STATED GOAL » Gather up every line from the entries below that uses the word "الصلاة".

INFORMATION PROVIDED »
____________

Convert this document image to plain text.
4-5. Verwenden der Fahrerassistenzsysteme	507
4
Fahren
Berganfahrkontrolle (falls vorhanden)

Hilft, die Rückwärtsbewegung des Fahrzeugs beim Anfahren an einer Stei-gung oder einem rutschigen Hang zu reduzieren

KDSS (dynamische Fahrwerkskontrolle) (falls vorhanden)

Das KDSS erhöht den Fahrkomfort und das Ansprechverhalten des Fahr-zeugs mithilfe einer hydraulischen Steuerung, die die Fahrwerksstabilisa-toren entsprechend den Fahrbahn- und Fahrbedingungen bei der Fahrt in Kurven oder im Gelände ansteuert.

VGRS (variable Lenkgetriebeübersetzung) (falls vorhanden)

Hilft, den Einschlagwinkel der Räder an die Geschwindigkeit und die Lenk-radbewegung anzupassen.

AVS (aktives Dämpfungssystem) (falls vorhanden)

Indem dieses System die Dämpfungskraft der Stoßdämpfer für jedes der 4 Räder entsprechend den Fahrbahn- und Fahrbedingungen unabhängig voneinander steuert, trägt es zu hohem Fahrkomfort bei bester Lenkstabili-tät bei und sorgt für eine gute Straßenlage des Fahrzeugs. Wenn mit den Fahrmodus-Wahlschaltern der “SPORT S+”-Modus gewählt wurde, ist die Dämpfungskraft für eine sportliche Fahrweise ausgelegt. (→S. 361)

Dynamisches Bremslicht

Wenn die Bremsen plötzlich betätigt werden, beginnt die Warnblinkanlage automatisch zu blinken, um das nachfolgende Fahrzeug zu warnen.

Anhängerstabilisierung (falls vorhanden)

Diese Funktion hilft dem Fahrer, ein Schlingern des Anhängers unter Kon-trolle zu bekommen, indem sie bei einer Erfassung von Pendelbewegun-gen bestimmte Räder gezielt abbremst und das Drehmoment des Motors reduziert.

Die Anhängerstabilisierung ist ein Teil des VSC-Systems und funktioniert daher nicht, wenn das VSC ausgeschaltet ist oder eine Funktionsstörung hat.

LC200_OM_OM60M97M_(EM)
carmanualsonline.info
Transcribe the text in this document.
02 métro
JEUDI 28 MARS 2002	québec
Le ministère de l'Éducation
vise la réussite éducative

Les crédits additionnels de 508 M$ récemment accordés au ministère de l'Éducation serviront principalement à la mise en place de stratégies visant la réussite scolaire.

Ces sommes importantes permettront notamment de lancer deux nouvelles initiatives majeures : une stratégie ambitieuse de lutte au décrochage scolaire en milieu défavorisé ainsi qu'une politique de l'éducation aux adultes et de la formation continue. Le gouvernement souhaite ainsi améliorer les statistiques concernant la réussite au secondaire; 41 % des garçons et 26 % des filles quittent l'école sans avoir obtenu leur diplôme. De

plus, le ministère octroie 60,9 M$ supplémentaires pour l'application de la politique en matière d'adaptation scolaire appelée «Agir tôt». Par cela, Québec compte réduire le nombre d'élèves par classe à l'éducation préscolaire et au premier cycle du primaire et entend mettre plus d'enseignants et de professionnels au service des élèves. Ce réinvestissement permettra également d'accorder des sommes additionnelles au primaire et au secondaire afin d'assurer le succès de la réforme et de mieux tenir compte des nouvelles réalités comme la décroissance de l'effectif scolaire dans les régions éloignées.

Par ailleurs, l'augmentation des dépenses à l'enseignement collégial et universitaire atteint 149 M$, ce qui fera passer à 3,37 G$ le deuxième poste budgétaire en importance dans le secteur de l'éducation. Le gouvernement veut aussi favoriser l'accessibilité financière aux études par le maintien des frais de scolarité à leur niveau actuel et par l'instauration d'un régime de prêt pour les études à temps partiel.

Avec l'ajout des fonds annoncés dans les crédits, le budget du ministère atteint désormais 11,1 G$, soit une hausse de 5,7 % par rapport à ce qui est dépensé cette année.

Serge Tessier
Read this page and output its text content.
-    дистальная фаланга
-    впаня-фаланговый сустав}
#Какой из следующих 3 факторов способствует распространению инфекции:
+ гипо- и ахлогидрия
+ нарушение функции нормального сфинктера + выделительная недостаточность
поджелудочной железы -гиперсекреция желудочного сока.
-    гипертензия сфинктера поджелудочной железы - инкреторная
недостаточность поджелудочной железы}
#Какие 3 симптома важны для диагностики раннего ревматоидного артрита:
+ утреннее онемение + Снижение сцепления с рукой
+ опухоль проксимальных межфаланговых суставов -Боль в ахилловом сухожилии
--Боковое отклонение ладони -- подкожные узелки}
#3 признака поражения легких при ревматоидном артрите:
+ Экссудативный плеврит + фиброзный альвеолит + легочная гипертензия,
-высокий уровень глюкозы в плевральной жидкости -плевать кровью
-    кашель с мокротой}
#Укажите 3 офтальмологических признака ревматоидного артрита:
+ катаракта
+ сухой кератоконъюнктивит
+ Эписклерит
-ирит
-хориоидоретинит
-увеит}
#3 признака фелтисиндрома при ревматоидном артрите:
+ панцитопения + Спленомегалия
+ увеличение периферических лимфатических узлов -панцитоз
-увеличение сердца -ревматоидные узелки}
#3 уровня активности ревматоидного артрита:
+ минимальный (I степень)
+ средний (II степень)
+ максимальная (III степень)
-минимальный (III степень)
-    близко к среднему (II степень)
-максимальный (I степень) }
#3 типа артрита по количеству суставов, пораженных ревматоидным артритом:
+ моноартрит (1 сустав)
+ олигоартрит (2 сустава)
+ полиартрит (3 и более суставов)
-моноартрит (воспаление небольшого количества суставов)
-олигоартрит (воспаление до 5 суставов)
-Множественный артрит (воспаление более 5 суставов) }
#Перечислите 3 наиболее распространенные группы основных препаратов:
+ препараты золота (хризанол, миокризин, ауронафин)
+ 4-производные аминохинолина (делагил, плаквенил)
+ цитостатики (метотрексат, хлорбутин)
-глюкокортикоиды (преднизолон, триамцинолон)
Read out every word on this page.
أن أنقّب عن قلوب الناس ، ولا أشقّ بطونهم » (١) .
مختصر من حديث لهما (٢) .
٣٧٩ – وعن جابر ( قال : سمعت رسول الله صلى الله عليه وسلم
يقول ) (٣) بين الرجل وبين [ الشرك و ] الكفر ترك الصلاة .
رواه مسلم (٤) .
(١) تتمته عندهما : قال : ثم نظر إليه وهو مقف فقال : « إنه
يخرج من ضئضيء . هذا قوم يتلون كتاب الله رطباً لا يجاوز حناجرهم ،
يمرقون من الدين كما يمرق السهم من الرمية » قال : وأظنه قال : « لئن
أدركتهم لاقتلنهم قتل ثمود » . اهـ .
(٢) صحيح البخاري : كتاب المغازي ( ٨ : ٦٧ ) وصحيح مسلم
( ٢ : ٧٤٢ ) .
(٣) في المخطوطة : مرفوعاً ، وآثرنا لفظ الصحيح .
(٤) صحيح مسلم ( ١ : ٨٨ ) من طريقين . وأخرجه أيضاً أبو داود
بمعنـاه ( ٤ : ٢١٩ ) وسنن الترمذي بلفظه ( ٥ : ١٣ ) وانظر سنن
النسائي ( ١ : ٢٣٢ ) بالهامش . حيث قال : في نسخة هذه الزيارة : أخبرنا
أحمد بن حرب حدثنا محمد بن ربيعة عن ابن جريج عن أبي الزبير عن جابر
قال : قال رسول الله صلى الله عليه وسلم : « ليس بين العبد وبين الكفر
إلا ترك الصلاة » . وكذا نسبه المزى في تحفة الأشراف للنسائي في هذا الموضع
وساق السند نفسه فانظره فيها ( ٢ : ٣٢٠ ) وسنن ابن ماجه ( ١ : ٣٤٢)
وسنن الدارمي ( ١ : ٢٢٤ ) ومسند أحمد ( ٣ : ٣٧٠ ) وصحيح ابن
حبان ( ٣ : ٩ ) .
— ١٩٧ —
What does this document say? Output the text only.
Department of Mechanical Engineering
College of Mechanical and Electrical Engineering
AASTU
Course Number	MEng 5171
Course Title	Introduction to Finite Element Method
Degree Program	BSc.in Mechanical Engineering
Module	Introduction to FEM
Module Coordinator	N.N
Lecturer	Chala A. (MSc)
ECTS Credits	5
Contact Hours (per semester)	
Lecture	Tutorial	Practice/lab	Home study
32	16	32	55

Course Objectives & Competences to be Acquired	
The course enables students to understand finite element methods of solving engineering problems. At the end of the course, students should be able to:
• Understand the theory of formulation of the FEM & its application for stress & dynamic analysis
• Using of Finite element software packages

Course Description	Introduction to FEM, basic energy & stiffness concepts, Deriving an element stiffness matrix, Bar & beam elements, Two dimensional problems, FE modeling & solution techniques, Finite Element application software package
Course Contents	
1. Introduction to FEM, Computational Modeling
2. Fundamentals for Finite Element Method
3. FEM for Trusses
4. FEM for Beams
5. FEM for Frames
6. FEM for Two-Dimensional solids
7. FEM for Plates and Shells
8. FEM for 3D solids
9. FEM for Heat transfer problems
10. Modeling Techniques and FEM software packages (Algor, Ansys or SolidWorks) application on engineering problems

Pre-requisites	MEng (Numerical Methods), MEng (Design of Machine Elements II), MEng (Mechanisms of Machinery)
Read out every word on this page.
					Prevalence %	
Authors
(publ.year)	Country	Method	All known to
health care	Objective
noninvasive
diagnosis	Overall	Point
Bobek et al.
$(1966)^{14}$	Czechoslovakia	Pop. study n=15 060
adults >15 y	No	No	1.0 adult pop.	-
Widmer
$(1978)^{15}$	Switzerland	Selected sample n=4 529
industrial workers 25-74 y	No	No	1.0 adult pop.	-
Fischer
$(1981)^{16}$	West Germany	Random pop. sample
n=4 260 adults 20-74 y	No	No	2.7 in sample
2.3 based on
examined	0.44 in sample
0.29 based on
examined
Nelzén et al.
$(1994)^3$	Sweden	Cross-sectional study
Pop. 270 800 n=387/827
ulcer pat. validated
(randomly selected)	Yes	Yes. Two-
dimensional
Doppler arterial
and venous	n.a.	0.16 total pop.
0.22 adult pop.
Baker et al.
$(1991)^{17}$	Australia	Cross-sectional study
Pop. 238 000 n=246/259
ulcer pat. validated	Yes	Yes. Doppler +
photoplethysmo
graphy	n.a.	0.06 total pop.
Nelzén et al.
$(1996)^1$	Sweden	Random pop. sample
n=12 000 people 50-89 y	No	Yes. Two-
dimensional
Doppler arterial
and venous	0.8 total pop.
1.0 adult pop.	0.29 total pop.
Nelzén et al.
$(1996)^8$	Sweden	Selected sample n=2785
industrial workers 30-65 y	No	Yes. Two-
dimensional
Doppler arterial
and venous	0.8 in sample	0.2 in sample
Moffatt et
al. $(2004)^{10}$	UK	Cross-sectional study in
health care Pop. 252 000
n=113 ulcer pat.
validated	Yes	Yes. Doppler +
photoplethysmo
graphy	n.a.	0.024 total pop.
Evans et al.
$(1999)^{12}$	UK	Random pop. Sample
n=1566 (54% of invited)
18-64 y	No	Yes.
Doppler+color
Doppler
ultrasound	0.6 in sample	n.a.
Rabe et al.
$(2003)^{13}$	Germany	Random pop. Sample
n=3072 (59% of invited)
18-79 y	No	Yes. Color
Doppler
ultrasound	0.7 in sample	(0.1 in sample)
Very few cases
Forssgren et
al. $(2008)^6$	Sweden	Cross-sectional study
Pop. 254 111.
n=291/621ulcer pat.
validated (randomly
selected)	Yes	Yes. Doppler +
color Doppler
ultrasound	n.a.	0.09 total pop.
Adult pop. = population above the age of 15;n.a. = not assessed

____________

OUTPUT FOR THIS TASK »
يقول ) (٣) بين الرجل وبين [ الشرك و ] الكفر ترك الصلاة .
إلا ترك الصلاة » . وكذا نسبه المزى في تحفة الأشراف للنسائي في هذا الموضع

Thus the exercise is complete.